__DATA PROVIDED__:
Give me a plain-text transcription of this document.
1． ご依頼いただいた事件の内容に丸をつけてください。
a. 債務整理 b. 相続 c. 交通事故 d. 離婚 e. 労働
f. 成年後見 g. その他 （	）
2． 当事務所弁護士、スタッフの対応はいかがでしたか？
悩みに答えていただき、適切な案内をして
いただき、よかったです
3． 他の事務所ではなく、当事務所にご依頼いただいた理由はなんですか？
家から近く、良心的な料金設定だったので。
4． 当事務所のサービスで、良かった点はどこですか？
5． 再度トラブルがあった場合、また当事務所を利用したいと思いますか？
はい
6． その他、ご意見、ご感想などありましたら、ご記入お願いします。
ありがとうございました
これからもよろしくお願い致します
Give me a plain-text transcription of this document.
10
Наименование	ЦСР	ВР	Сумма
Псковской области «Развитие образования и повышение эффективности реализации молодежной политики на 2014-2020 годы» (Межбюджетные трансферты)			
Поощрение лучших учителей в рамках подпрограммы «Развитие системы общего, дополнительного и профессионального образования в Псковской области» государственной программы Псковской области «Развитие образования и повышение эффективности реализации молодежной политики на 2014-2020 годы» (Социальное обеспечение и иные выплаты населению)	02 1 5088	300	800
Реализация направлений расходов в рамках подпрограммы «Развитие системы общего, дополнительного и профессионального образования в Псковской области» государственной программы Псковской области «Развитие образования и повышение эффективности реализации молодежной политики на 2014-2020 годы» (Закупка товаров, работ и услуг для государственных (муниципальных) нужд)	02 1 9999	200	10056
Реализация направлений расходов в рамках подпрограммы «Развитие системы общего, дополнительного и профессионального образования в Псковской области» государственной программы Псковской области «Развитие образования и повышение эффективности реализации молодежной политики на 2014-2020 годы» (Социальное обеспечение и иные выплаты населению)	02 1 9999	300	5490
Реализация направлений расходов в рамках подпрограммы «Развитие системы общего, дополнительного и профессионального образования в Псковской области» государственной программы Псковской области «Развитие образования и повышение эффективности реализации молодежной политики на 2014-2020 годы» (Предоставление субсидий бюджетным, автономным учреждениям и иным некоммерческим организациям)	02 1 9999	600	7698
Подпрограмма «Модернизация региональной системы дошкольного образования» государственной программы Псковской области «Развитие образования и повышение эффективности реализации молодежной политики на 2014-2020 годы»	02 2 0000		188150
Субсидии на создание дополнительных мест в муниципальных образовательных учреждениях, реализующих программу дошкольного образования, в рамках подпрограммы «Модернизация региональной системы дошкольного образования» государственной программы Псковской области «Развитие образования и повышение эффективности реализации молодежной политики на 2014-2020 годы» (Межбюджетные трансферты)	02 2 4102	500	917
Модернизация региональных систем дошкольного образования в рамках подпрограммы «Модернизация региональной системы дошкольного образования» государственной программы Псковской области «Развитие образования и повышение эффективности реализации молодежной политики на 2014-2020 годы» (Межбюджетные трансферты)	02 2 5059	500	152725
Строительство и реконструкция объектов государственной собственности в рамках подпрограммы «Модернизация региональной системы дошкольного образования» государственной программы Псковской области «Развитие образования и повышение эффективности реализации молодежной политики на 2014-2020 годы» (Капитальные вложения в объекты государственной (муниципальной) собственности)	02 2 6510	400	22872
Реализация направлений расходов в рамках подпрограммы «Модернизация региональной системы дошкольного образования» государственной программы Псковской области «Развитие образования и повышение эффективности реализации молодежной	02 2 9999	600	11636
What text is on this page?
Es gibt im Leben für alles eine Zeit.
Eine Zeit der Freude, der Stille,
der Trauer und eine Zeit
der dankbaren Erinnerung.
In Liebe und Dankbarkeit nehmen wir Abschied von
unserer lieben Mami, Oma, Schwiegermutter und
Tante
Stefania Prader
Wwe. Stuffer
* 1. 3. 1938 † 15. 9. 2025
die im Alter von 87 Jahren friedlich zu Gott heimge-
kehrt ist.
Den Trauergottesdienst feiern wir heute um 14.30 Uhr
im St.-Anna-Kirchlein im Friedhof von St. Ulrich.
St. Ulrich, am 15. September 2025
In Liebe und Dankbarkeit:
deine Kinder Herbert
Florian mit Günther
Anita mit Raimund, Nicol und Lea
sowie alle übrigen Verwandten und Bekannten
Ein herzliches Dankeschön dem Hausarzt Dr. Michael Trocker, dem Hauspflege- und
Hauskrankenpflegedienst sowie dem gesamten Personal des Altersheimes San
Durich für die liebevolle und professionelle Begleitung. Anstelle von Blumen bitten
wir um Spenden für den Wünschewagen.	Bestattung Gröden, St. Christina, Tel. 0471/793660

__REQUIRED WORK__:
Each line of the material above must be retyped precisely.

__SOLUTION TO THE EXERCISE__:
Give me a plain-text transcription of this document.
1． ご依頼いただいた事件の内容に丸をつけてください。
a. 債務整理 b. 相続 c. 交通事故 d. 離婚 e. 労働
f. 成年後見 g. その他 （	）
2． 当事務所弁護士、スタッフの対応はいかがでしたか？
悩みに答えていただき、適切な案内をして
いただき、よかったです
3． 他の事務所ではなく、当事務所にご依頼いただいた理由はなんですか？
家から近く、良心的な料金設定だったので。
4． 当事務所のサービスで、良かった点はどこですか？
5． 再度トラブルがあった場合、また当事務所を利用したいと思いますか？
はい
6． その他、ご意見、ご感想などありましたら、ご記入お願いします。
ありがとうございました
これからもよろしくお願い致します
Give me a plain-text transcription of this document.
10
Наименование	ЦСР	ВР	Сумма
Псковской области «Развитие образования и повышение эффективности реализации молодежной политики на 2014-2020 годы» (Межбюджетные трансферты)			
Поощрение лучших учителей в рамках подпрограммы «Развитие системы общего, дополнительного и профессионального образования в Псковской области» государственной программы Псковской области «Развитие образования и повышение эффективности реализации молодежной политики на 2014-2020 годы» (Социальное обеспечение и иные выплаты населению)	02 1 5088	300	800
Реализация направлений расходов в рамках подпрограммы «Развитие системы общего, дополнительного и профессионального образования в Псковской области» государственной программы Псковской области «Развитие образования и повышение эффективности реализации молодежной политики на 2014-2020 годы» (Закупка товаров, работ и услуг для государственных (муниципальных) нужд)	02 1 9999	200	10056
Реализация направлений расходов в рамках подпрограммы «Развитие системы общего, дополнительного и профессионального образования в Псковской области» государственной программы Псковской области «Развитие образования и повышение эффективности реализации молодежной политики на 2014-2020 годы» (Социальное обеспечение и иные выплаты населению)	02 1 9999	300	5490
Реализация направлений расходов в рамках подпрограммы «Развитие системы общего, дополнительного и профессионального образования в Псковской области» государственной программы Псковской области «Развитие образования и повышение эффективности реализации молодежной политики на 2014-2020 годы» (Предоставление субсидий бюджетным, автономным учреждениям и иным некоммерческим организациям)	02 1 9999	600	7698
Подпрограмма «Модернизация региональной системы дошкольного образования» государственной программы Псковской области «Развитие образования и повышение эффективности реализации молодежной политики на 2014-2020 годы»	02 2 0000		188150
Субсидии на создание дополнительных мест в муниципальных образовательных учреждениях, реализующих программу дошкольного образования, в рамках подпрограммы «Модернизация региональной системы дошкольного образования» государственной программы Псковской области «Развитие образования и повышение эффективности реализации молодежной политики на 2014-2020 годы» (Межбюджетные трансферты)	02 2 4102	500	917
Модернизация региональных систем дошкольного образования в рамках подпрограммы «Модернизация региональной системы дошкольного образования» государственной программы Псковской области «Развитие образования и повышение эффективности реализации молодежной политики на 2014-2020 годы» (Межбюджетные трансферты)	02 2 5059	500	152725
Строительство и реконструкция объектов государственной собственности в рамках подпрограммы «Модернизация региональной системы дошкольного образования» государственной программы Псковской области «Развитие образования и повышение эффективности реализации молодежной политики на 2014-2020 годы» (Капитальные вложения в объекты государственной (муниципальной) собственности)	02 2 6510	400	22872
Реализация направлений расходов в рамках подпрограммы «Модернизация региональной системы дошкольного образования» государственной программы Псковской области «Развитие образования и повышение эффективности реализации молодежной	02 2 9999	600	11636
What text is on this page?
Es gibt im Leben für alles eine Zeit.
Eine Zeit der Freude, der Stille,
der Trauer und eine Zeit
der dankbaren Erinnerung.
In Liebe und Dankbarkeit nehmen wir Abschied von
unserer lieben Mami, Oma, Schwiegermutter und
Tante
Stefania Prader
Wwe. Stuffer
* 1. 3. 1938 † 15. 9. 2025
die im Alter von 87 Jahren friedlich zu Gott heimge-
kehrt ist.
Den Trauergottesdienst feiern wir heute um 14.30 Uhr
im St.-Anna-Kirchlein im Friedhof von St. Ulrich.
St. Ulrich, am 15. September 2025
In Liebe und Dankbarkeit:
deine Kinder Herbert
Florian mit Günther
Anita mit Raimund, Nicol und Lea
sowie alle übrigen Verwandten und Bekannten
Ein herzliches Dankeschön dem Hausarzt Dr. Michael Trocker, dem Hauspflege- und
Hauskrankenpflegedienst sowie dem gesamten Personal des Altersheimes San
Durich für die liebevolle und professionelle Begleitung. Anstelle von Blumen bitten
wir um Spenden für den Wünschewagen.	Bestattung Gröden, St. Christina, Tel. 0471/793660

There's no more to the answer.